**Stated problem:**
Extract the complete data exactly as given.

**Provided records:**
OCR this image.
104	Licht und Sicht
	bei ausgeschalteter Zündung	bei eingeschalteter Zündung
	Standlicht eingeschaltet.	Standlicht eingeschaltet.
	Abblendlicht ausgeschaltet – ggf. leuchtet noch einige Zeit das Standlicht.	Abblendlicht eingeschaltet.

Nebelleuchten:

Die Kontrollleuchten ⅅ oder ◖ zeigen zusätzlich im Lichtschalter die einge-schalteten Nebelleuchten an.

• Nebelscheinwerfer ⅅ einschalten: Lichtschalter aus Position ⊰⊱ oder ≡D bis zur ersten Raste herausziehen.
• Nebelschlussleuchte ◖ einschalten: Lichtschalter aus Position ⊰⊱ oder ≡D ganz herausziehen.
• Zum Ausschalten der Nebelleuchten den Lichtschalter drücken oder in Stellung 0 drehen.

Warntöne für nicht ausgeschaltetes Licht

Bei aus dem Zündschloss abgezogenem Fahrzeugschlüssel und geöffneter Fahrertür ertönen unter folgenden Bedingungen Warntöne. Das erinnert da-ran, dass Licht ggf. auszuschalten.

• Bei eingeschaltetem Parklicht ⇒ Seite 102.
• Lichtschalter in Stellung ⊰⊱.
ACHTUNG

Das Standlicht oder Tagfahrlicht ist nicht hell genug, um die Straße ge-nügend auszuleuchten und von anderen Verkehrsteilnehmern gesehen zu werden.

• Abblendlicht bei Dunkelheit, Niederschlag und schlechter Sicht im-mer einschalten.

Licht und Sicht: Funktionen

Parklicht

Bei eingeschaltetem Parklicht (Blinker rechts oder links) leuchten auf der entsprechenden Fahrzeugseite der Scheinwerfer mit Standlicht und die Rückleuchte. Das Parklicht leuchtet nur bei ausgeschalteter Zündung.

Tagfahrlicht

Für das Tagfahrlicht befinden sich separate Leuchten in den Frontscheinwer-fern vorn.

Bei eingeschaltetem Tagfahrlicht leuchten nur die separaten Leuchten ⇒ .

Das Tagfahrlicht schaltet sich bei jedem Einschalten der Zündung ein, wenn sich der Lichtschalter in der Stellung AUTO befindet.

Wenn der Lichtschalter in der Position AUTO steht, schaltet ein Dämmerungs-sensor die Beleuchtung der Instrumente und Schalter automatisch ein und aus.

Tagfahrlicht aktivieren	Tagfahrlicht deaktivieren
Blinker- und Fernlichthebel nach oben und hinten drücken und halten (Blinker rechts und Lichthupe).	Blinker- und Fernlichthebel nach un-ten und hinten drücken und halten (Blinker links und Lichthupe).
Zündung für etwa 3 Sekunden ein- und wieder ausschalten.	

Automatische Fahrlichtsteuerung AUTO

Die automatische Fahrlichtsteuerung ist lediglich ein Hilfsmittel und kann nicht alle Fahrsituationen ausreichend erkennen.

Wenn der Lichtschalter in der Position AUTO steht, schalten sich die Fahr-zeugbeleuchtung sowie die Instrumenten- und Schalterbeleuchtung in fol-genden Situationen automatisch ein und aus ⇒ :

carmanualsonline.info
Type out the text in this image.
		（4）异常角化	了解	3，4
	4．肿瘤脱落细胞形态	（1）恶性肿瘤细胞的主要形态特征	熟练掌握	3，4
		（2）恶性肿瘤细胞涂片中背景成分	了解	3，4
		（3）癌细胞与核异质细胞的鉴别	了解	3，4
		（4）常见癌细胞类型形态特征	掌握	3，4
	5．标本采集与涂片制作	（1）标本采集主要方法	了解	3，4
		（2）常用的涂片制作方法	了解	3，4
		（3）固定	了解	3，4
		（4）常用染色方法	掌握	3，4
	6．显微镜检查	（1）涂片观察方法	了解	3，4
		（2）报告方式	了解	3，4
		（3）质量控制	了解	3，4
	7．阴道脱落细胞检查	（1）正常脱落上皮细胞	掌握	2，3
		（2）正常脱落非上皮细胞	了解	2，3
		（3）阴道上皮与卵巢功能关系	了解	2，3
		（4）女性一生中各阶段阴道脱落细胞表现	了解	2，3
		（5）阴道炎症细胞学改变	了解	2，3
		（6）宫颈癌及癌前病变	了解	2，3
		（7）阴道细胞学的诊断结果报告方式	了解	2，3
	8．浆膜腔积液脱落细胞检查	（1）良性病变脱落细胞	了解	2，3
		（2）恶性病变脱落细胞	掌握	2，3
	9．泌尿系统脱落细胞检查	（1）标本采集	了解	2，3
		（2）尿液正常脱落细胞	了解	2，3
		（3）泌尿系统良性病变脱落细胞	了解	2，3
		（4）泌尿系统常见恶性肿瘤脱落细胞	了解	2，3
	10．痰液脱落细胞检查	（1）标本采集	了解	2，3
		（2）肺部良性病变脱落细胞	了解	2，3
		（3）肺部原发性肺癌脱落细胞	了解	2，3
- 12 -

**The solution:**
OCR this image.
104	Licht und Sicht
	bei ausgeschalteter Zündung	bei eingeschalteter Zündung
	Standlicht eingeschaltet.	Standlicht eingeschaltet.
	Abblendlicht ausgeschaltet – ggf. leuchtet noch einige Zeit das Standlicht.	Abblendlicht eingeschaltet.

Nebelleuchten:

Die Kontrollleuchten ⅅ oder ◖ zeigen zusätzlich im Lichtschalter die einge-schalteten Nebelleuchten an.

• Nebelscheinwerfer ⅅ einschalten: Lichtschalter aus Position ⊰⊱ oder ≡D bis zur ersten Raste herausziehen.
• Nebelschlussleuchte ◖ einschalten: Lichtschalter aus Position ⊰⊱ oder ≡D ganz herausziehen.
• Zum Ausschalten der Nebelleuchten den Lichtschalter drücken oder in Stellung 0 drehen.

Warntöne für nicht ausgeschaltetes Licht

Bei aus dem Zündschloss abgezogenem Fahrzeugschlüssel und geöffneter Fahrertür ertönen unter folgenden Bedingungen Warntöne. Das erinnert da-ran, dass Licht ggf. auszuschalten.

• Bei eingeschaltetem Parklicht ⇒ Seite 102.
• Lichtschalter in Stellung ⊰⊱.
ACHTUNG

Das Standlicht oder Tagfahrlicht ist nicht hell genug, um die Straße ge-nügend auszuleuchten und von anderen Verkehrsteilnehmern gesehen zu werden.

• Abblendlicht bei Dunkelheit, Niederschlag und schlechter Sicht im-mer einschalten.

Licht und Sicht: Funktionen

Parklicht

Bei eingeschaltetem Parklicht (Blinker rechts oder links) leuchten auf der entsprechenden Fahrzeugseite der Scheinwerfer mit Standlicht und die Rückleuchte. Das Parklicht leuchtet nur bei ausgeschalteter Zündung.

Tagfahrlicht

Für das Tagfahrlicht befinden sich separate Leuchten in den Frontscheinwer-fern vorn.

Bei eingeschaltetem Tagfahrlicht leuchten nur die separaten Leuchten ⇒ .

Das Tagfahrlicht schaltet sich bei jedem Einschalten der Zündung ein, wenn sich der Lichtschalter in der Stellung AUTO befindet.

Wenn der Lichtschalter in der Position AUTO steht, schaltet ein Dämmerungs-sensor die Beleuchtung der Instrumente und Schalter automatisch ein und aus.

Tagfahrlicht aktivieren	Tagfahrlicht deaktivieren
Blinker- und Fernlichthebel nach oben und hinten drücken und halten (Blinker rechts und Lichthupe).	Blinker- und Fernlichthebel nach un-ten und hinten drücken und halten (Blinker links und Lichthupe).
Zündung für etwa 3 Sekunden ein- und wieder ausschalten.	

Automatische Fahrlichtsteuerung AUTO

Die automatische Fahrlichtsteuerung ist lediglich ein Hilfsmittel und kann nicht alle Fahrsituationen ausreichend erkennen.

Wenn der Lichtschalter in der Position AUTO steht, schalten sich die Fahr-zeugbeleuchtung sowie die Instrumenten- und Schalterbeleuchtung in fol-genden Situationen automatisch ein und aus ⇒ :

carmanualsonline.info
Type out the text in this image.
		（4）异常角化	了解	3，4
	4．肿瘤脱落细胞形态	（1）恶性肿瘤细胞的主要形态特征	熟练掌握	3，4
		（2）恶性肿瘤细胞涂片中背景成分	了解	3，4
		（3）癌细胞与核异质细胞的鉴别	了解	3，4
		（4）常见癌细胞类型形态特征	掌握	3，4
	5．标本采集与涂片制作	（1）标本采集主要方法	了解	3，4
		（2）常用的涂片制作方法	了解	3，4
		（3）固定	了解	3，4
		（4）常用染色方法	掌握	3，4
	6．显微镜检查	（1）涂片观察方法	了解	3，4
		（2）报告方式	了解	3，4
		（3）质量控制	了解	3，4
	7．阴道脱落细胞检查	（1）正常脱落上皮细胞	掌握	2，3
		（2）正常脱落非上皮细胞	了解	2，3
		（3）阴道上皮与卵巢功能关系	了解	2，3
		（4）女性一生中各阶段阴道脱落细胞表现	了解	2，3
		（5）阴道炎症细胞学改变	了解	2，3
		（6）宫颈癌及癌前病变	了解	2，3
		（7）阴道细胞学的诊断结果报告方式	了解	2，3
	8．浆膜腔积液脱落细胞检查	（1）良性病变脱落细胞	了解	2，3
		（2）恶性病变脱落细胞	掌握	2，3
	9．泌尿系统脱落细胞检查	（1）标本采集	了解	2，3
		（2）尿液正常脱落细胞	了解	2，3
		（3）泌尿系统良性病变脱落细胞	了解	2，3
		（4）泌尿系统常见恶性肿瘤脱落细胞	了解	2，3
	10．痰液脱落细胞检查	（1）标本采集	了解	2，3
		（2）肺部良性病变脱落细胞	了解	2，3
		（3）肺部原发性肺癌脱落细胞	了解	2，3
- 12 -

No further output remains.